*Problem statement*
Reproduce all the entries exactly and keep the pictures out.

-- Begin --

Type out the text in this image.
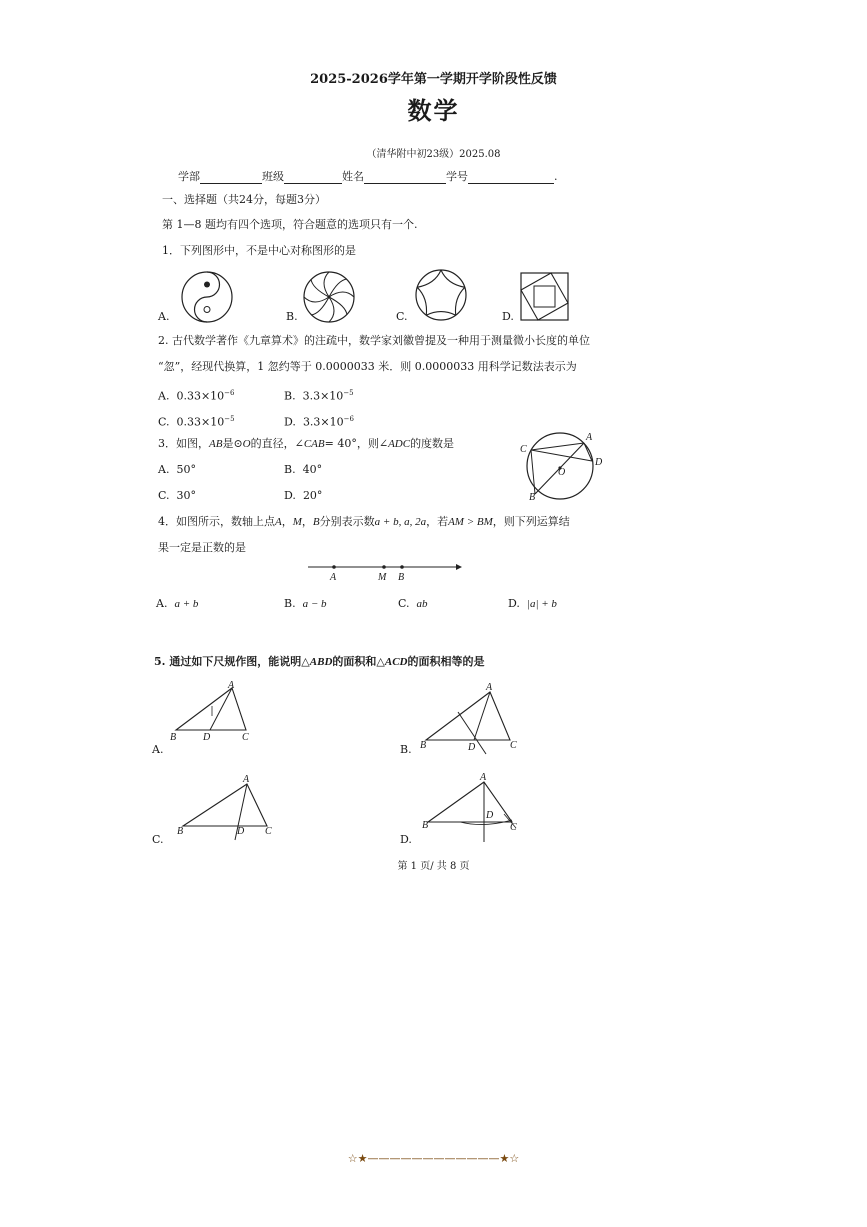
2025-2026学年第一学期开学阶段性反馈
数学
（清华附中初23级）2025.08
学部	班级	姓名	学号	.
一、选择题（共24分，每题3分）
第 1—8 题均有四个选项，符合题意的选项只有一个.
1．下列图形中，不是中心对称图形的是
A.	B.	C.	D.
2. 古代数学著作《九章算术》的注疏中，数学家刘徽曾提及一种用于测量微小长度的单位
“忽”，经现代换算，1 忽约等于 0.0000033 米．则 0.0000033 用科学记数法表示为
A. $0.33\times 10^{-6}$	B. $3.3\times 10^{-5}$
C. $0.33\times 10^{-5}$	D. $3.3\times 10^{-6}$
3．如图，AB是⊙O的直径，∠CAB= 40°，则∠ADC的度数是
A. 50°	B. 40°
C. 30°	D. 20°
A
C
D
B
O
4．如图所示，数轴上点A，M，B分别表示数a + b, a, 2a，若AM > BM，则下列运算结
果一定是正数的是
A	M B
A. a + b	B. a − b	C. ab	D. |a| + b
5. 通过如下尺规作图，能说明△ABD的面积和△ACD的面积相等的是
A.	B.
C.	D.
A
B	D	C
A
B	D	C
A
B	D C
A
B
D
C
第 1 页/ 共 8 页
☆★————————————★☆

-- End --

*Solution to the exercise*
Type out the text in this image.
2025-2026学年第一学期开学阶段性反馈
数学
（清华附中初23级）2025.08
学部	班级	姓名	学号	.
一、选择题（共24分，每题3分）
第 1—8 题均有四个选项，符合题意的选项只有一个.
1．下列图形中，不是中心对称图形的是
A.	B.	C.	D.
2. 古代数学著作《九章算术》的注疏中，数学家刘徽曾提及一种用于测量微小长度的单位
“忽”，经现代换算，1 忽约等于 0.0000033 米．则 0.0000033 用科学记数法表示为
A. $0.33\times 10^{-6}$	B. $3.3\times 10^{-5}$
C. $0.33\times 10^{-5}$	D. $3.3\times 10^{-6}$
3．如图，AB是⊙O的直径，∠CAB= 40°，则∠ADC的度数是
A. 50°	B. 40°
C. 30°	D. 20°
A
C
D
B
O
4．如图所示，数轴上点A，M，B分别表示数a + b, a, 2a，若AM > BM，则下列运算结
果一定是正数的是
A	M B
A. a + b	B. a − b	C. ab	D. |a| + b
5. 通过如下尺规作图，能说明△ABD的面积和△ACD的面积相等的是
A.	B.
C.	D.
A
B	D	C
A
B	D	C
A
B	D C
A
B
D
C
第 1 页/ 共 8 页
☆★————————————★☆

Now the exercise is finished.